What you are asked to do:
In the items below, write the stretch of lines from the one containing "y-tick-label: 0,0 <box>41 350 66 370</box>" through the one containing "legend-label: Àlcoois monoterpénicos" as a JSON list of strings, one string per line, with blank lines left out.

[START Provided information]

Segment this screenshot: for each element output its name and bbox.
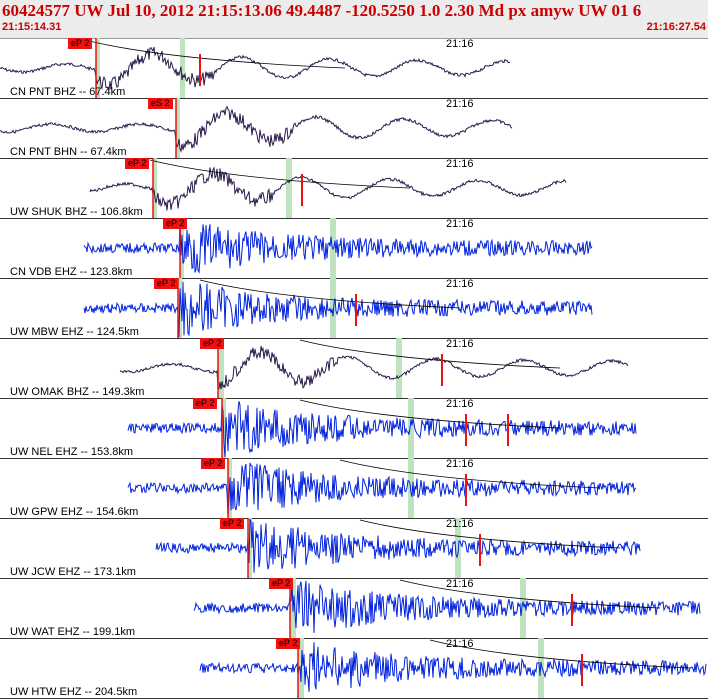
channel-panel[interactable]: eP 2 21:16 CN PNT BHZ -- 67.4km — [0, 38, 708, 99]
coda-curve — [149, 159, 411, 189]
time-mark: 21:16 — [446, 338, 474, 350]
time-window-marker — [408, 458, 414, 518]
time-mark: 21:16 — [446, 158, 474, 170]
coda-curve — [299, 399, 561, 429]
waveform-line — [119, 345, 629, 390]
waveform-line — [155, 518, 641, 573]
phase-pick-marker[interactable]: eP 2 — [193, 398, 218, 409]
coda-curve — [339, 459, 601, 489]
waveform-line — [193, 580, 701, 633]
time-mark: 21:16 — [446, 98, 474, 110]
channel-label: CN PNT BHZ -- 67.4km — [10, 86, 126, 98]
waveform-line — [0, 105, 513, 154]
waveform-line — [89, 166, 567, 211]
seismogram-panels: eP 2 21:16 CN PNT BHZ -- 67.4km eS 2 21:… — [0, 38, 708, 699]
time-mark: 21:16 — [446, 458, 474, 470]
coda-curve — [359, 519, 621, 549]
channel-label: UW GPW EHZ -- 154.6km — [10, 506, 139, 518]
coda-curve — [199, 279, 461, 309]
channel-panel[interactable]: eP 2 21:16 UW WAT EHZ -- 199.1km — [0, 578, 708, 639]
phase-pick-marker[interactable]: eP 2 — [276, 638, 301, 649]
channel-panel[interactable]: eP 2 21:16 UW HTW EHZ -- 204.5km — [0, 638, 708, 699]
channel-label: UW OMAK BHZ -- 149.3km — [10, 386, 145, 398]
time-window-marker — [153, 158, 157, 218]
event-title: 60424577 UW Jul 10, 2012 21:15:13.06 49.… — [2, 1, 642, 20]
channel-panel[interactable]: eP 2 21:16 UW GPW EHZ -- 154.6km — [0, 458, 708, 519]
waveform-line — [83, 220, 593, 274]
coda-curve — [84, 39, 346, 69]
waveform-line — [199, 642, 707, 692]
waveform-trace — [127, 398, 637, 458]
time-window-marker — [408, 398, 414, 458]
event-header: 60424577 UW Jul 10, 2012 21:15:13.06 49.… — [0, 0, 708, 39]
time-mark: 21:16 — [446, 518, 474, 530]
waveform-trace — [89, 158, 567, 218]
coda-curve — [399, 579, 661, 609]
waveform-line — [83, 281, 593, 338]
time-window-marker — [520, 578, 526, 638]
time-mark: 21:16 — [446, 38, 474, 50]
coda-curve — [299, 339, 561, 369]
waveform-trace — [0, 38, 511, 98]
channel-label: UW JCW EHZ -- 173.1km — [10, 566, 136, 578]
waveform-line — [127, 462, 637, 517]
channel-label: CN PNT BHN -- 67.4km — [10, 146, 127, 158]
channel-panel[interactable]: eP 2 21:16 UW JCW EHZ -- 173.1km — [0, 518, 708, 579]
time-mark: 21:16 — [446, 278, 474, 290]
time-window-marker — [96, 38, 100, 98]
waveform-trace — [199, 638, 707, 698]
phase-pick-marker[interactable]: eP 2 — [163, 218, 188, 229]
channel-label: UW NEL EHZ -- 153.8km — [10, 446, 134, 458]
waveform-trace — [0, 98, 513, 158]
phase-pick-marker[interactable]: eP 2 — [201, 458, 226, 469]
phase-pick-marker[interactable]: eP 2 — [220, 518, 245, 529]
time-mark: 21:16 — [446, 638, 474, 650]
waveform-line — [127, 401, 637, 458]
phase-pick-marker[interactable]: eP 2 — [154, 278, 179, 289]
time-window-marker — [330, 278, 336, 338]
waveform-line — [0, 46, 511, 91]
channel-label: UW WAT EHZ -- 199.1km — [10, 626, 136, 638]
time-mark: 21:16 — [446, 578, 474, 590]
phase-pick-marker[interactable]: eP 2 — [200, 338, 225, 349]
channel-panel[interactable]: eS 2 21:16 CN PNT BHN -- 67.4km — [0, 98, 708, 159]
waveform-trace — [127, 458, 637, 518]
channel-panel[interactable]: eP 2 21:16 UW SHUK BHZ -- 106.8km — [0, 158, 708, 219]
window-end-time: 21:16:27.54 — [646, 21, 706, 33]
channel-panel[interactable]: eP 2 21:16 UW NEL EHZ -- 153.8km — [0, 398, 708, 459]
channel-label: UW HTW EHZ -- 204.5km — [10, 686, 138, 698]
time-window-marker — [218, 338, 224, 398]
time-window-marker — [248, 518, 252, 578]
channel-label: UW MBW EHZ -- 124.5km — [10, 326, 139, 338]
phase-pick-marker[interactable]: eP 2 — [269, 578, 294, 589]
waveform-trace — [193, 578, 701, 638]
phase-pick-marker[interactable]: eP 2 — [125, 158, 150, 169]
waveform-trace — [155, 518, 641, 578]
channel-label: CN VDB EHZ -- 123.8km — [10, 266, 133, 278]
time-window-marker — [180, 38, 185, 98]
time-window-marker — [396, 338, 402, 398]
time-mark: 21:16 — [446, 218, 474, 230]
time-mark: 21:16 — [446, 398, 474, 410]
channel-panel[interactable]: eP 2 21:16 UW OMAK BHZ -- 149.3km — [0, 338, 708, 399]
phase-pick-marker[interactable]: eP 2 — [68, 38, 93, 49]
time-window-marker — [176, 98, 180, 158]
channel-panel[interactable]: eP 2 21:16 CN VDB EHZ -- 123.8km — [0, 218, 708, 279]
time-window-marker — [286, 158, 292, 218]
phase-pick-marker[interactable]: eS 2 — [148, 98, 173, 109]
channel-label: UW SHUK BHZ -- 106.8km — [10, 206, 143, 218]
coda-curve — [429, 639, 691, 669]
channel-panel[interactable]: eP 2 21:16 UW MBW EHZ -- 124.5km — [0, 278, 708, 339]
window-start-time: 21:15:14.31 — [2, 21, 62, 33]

[END Provided information]
[START Provided information]

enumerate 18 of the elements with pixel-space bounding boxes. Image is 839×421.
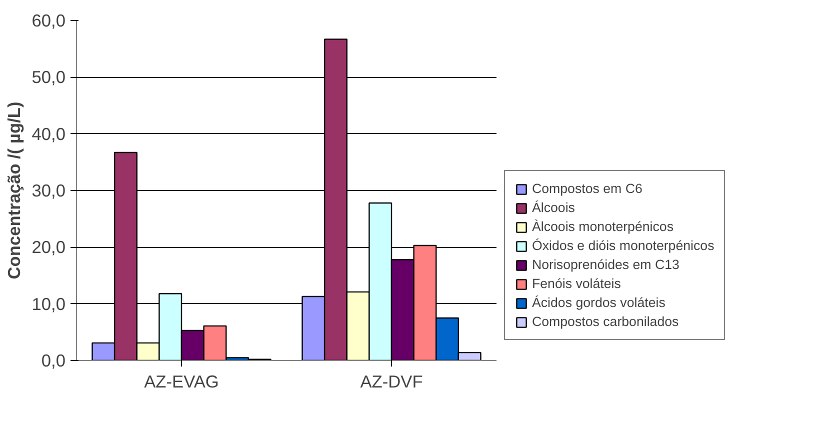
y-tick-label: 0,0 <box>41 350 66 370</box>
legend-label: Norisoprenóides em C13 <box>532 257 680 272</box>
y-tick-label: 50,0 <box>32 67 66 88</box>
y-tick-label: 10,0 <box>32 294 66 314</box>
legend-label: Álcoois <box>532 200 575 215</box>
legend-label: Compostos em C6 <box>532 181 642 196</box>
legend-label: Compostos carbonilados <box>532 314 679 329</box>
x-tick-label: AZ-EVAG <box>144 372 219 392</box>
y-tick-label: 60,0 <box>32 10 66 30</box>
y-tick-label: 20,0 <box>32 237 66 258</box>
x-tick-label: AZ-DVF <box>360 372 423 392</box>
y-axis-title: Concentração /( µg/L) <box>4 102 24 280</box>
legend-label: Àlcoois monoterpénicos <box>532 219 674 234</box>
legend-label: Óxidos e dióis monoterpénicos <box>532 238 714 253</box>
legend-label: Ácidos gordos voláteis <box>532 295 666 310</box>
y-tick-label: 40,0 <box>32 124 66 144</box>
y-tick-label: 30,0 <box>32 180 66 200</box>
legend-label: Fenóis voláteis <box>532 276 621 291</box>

[END Provided information]
[START Provided information]

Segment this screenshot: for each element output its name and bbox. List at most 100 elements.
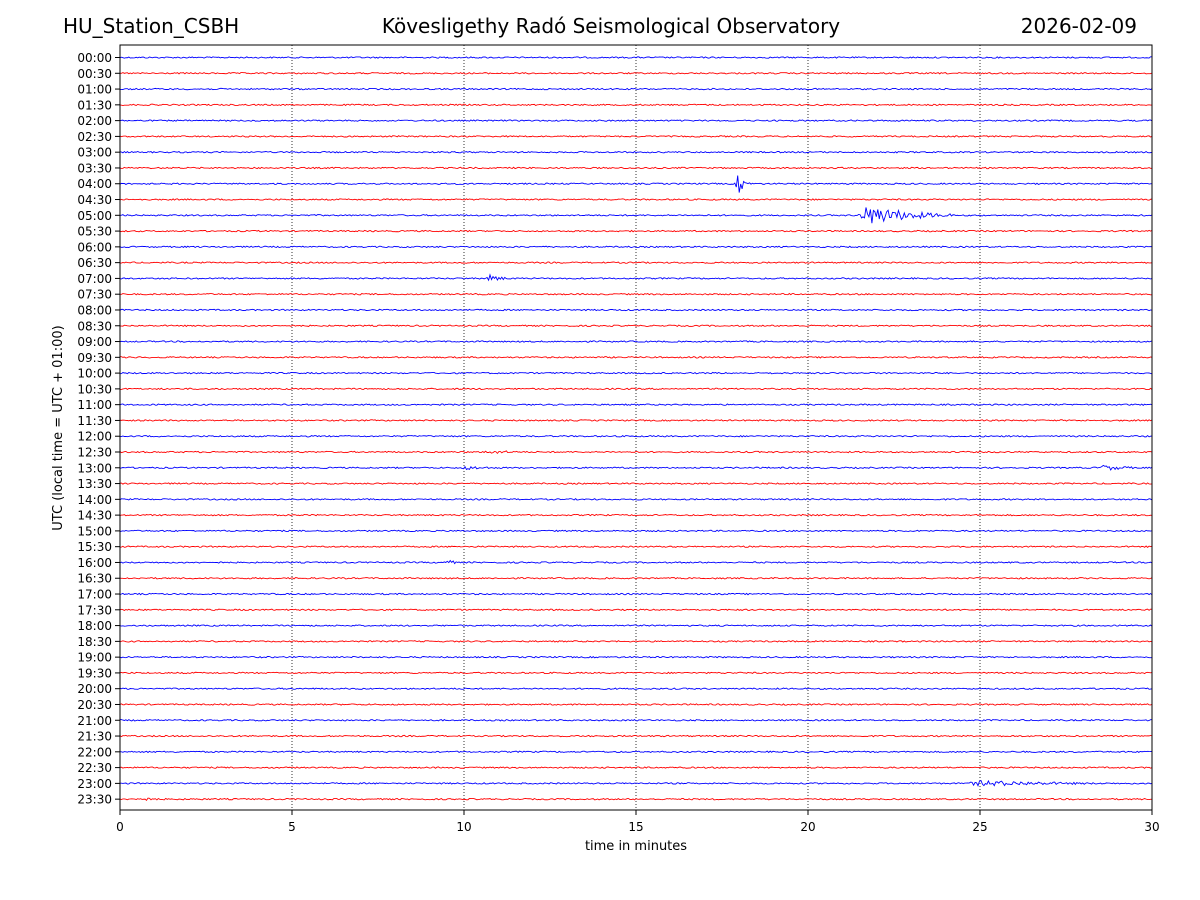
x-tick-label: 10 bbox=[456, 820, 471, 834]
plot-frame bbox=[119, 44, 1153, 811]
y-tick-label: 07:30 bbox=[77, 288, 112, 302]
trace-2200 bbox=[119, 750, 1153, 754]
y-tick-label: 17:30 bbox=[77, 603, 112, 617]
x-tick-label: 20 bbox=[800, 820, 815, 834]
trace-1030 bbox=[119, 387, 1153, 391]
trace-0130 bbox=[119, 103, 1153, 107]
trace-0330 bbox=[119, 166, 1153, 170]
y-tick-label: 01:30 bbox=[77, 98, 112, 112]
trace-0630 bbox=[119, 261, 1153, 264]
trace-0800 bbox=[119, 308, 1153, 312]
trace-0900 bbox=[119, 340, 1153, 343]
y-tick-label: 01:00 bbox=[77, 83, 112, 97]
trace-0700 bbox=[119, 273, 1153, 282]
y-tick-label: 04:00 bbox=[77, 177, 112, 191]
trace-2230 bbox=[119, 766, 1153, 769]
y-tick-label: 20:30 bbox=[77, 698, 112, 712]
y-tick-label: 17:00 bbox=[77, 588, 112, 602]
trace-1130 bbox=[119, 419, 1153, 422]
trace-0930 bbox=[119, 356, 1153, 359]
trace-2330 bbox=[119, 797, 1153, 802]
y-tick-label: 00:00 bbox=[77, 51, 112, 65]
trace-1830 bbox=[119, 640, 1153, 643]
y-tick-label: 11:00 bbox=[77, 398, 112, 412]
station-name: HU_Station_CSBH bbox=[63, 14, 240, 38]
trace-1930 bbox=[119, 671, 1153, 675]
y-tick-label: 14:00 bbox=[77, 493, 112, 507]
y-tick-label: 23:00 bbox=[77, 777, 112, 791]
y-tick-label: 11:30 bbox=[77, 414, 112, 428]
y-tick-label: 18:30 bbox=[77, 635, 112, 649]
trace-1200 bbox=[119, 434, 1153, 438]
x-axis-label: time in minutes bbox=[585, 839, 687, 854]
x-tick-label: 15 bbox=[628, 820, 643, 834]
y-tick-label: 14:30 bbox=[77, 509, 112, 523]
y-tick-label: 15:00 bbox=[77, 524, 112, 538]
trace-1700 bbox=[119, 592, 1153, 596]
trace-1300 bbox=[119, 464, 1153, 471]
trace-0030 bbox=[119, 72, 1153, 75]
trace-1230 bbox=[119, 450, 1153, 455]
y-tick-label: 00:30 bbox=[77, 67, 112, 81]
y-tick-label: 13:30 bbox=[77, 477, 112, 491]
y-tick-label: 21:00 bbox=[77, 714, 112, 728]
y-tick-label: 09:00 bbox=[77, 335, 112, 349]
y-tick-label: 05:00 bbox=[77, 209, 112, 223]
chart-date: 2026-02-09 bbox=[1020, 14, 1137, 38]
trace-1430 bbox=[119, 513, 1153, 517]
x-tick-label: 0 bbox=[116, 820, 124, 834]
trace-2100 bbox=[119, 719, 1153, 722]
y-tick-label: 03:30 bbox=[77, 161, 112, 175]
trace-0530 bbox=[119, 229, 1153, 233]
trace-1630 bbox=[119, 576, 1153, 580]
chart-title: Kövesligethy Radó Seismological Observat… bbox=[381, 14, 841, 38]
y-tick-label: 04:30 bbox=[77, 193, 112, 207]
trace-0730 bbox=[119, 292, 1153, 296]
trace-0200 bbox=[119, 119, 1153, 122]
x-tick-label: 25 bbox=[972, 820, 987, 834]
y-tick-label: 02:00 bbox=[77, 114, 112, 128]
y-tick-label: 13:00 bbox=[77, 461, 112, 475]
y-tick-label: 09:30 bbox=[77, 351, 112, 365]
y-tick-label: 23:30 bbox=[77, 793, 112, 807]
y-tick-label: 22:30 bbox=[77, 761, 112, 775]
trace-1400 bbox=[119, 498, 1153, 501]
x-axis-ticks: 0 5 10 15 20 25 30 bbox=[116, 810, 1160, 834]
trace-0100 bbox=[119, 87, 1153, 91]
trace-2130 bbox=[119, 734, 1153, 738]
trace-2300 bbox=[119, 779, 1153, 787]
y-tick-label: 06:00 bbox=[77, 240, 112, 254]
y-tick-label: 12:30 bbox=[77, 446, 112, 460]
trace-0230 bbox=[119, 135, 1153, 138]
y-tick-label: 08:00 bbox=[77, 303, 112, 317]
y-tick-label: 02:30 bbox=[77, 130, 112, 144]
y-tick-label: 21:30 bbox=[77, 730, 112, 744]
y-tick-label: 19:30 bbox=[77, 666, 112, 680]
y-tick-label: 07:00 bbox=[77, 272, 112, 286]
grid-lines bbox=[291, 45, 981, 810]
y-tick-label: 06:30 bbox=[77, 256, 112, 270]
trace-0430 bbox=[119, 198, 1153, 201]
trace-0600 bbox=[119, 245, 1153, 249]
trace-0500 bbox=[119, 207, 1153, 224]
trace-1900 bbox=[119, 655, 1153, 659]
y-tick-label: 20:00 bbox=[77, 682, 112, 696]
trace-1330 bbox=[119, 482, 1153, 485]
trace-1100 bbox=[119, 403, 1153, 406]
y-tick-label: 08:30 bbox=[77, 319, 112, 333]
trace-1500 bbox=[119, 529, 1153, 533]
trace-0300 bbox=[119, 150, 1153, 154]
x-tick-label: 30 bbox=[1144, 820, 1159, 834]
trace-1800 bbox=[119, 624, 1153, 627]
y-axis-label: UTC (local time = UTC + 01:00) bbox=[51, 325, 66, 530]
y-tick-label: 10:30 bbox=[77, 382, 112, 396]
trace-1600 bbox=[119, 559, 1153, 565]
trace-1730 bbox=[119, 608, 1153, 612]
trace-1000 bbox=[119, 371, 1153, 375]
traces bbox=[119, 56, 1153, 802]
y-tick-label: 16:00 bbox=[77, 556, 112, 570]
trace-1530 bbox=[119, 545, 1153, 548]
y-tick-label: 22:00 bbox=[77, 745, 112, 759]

[END Provided information]

Complete answer:
[
  "y-tick-label: 0,0 <box>41 350 66 370</box>",
  "legend-label: Norisoprenóides em C13 <box>532 257 680 272</box>",
  "y-tick-label: 50,0 <box>32 67 66 88</box>",
  "y-tick-label: 10,0 <box>32 294 66 314</box>",
  "legend-label: Álcoois <box>532 200 575 215</box>",
  "legend-label: Compostos em C6 <box>532 181 642 196</box>",
  "legend-label: Compostos carbonilados <box>532 314 679 329</box>",
  "x-tick-label: AZ-EVAG <box>144 372 219 392</box>",
  "y-tick-label: 60,0 <box>32 10 66 30</box>",
  "y-tick-label: 20,0 <box>32 237 66 258</box>",
  "x-tick-label: AZ-DVF <box>360 372 423 392</box>",
  "y-axis-title: Concentração /( µg/L) <box>4 102 24 280</box>",
  "legend-label: Àlcoois monoterpénicos <box>532 219 674 234</box>"
]